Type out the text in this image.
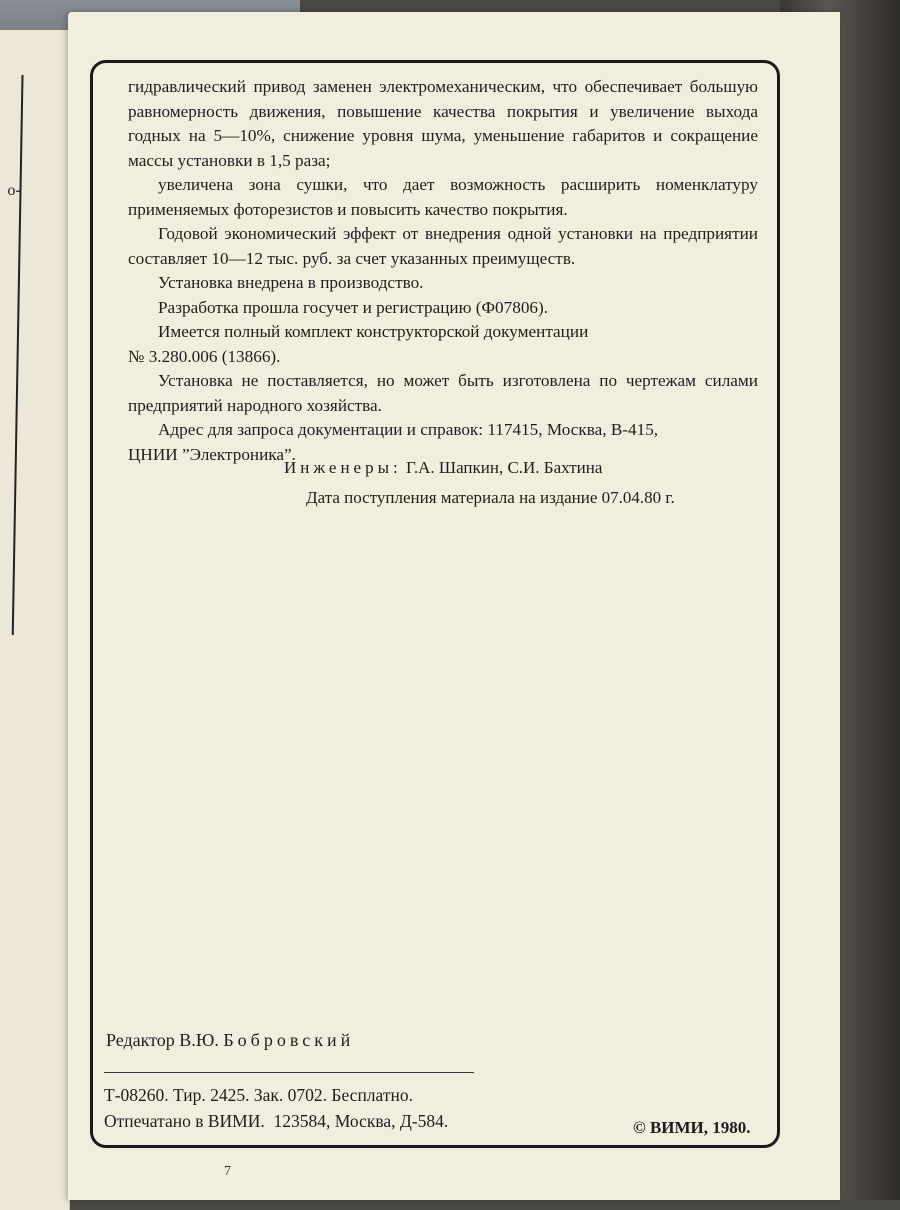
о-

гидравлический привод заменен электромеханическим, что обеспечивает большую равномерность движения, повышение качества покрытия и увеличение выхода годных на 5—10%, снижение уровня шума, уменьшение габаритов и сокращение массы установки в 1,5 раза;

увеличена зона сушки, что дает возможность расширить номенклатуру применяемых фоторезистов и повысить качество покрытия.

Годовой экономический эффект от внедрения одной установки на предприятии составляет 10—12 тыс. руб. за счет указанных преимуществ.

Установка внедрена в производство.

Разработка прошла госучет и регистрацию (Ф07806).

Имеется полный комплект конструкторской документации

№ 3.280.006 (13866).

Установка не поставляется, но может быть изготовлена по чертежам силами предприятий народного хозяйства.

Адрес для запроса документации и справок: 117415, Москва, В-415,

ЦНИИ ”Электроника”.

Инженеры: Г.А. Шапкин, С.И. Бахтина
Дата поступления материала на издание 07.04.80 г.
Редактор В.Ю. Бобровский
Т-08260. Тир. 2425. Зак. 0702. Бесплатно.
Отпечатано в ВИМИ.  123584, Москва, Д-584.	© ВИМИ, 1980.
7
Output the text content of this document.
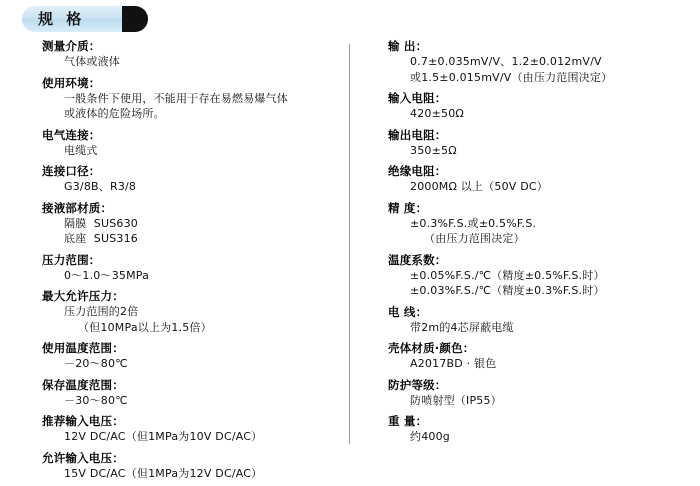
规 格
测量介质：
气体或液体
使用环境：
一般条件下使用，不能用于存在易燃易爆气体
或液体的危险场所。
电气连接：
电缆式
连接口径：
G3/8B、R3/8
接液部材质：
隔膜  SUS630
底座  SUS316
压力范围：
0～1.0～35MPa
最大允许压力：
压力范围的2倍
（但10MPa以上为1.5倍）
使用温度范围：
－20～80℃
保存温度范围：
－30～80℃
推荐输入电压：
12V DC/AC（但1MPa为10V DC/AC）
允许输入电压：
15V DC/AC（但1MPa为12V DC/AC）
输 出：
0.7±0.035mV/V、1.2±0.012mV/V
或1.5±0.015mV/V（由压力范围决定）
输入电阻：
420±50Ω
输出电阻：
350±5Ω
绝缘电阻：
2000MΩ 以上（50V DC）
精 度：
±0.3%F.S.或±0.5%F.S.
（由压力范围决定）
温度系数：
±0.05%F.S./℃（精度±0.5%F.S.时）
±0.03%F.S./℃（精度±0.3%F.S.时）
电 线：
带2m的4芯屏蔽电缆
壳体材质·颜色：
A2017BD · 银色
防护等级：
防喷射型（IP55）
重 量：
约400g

...

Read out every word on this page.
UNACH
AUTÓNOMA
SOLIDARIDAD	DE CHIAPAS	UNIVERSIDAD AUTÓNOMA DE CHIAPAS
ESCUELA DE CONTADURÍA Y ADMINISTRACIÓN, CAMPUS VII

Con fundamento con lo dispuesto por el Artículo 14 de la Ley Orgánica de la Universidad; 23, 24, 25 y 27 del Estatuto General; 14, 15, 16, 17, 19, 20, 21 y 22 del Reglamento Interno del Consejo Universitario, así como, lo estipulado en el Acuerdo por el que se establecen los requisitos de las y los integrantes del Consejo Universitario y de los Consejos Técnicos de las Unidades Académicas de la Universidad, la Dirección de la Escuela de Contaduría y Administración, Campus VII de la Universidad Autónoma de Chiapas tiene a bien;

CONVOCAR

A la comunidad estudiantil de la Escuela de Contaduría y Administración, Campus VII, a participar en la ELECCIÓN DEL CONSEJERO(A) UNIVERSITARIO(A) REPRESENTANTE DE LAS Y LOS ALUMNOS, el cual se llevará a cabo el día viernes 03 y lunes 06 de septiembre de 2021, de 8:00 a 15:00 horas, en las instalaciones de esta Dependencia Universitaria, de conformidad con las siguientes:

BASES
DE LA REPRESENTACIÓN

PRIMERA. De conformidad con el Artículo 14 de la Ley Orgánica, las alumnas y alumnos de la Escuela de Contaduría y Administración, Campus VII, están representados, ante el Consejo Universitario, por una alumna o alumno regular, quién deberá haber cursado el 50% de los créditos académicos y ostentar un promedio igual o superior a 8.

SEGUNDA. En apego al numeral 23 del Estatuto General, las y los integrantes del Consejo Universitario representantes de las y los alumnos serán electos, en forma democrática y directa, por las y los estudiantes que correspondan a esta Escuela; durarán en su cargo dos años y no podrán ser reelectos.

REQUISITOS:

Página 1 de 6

---

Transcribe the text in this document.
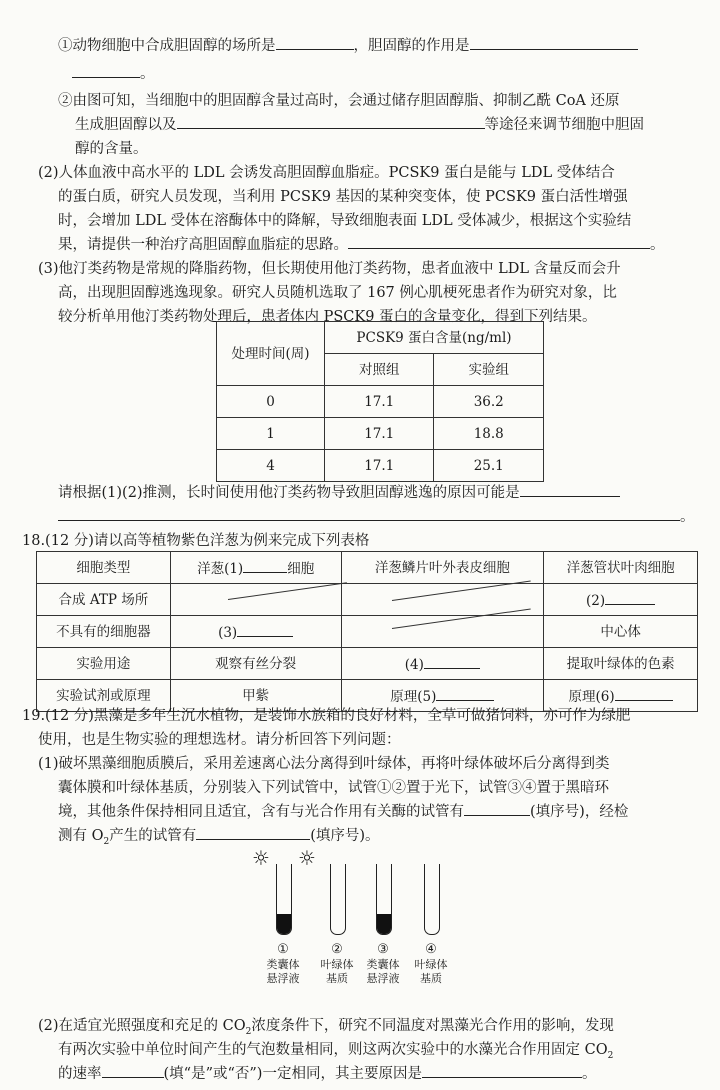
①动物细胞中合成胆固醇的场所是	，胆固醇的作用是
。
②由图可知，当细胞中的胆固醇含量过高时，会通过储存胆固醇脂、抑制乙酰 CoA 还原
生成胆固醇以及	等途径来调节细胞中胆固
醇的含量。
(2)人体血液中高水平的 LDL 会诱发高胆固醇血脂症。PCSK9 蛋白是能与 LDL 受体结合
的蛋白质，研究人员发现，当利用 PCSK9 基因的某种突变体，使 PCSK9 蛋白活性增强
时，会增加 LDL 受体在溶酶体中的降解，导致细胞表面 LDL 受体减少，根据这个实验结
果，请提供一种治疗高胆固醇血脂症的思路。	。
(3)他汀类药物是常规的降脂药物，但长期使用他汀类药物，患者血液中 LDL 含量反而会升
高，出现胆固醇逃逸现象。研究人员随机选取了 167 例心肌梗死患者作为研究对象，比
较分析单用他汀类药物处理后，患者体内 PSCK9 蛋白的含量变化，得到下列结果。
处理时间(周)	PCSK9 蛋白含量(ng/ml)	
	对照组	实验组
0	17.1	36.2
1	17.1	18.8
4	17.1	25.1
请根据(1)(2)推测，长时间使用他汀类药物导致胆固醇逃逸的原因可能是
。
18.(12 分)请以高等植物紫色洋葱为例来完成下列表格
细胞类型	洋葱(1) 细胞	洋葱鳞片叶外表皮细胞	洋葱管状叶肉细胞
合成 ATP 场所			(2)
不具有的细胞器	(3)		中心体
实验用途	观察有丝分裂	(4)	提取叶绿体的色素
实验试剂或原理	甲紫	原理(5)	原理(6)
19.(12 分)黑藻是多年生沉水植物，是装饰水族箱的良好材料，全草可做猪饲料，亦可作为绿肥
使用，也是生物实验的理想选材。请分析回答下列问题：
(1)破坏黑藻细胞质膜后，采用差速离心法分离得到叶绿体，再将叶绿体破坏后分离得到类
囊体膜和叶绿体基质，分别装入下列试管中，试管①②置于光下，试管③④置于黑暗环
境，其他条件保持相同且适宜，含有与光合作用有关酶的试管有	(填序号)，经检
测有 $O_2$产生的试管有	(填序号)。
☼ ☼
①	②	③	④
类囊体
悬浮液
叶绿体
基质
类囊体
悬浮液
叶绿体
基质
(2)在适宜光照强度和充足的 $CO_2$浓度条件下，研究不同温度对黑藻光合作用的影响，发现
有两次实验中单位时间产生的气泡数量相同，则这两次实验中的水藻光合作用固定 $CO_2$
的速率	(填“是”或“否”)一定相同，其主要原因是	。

Written request ->
Take each line of the material that contains the word "установки" and list it.

Output of the exercise ->
гидравлический привод заменен электромеханическим, что обеспечивает большую равномерность движения, повышение качества покрытия и увеличение выхода годных на 5—10%, снижение уровня шума, уменьшение габаритов и сокращение массы установки в 1,5 раза;
Годовой экономический эффект от внедрения одной установки на предприятии составляет 10—12 тыс. руб. за счет указанных преимуществ.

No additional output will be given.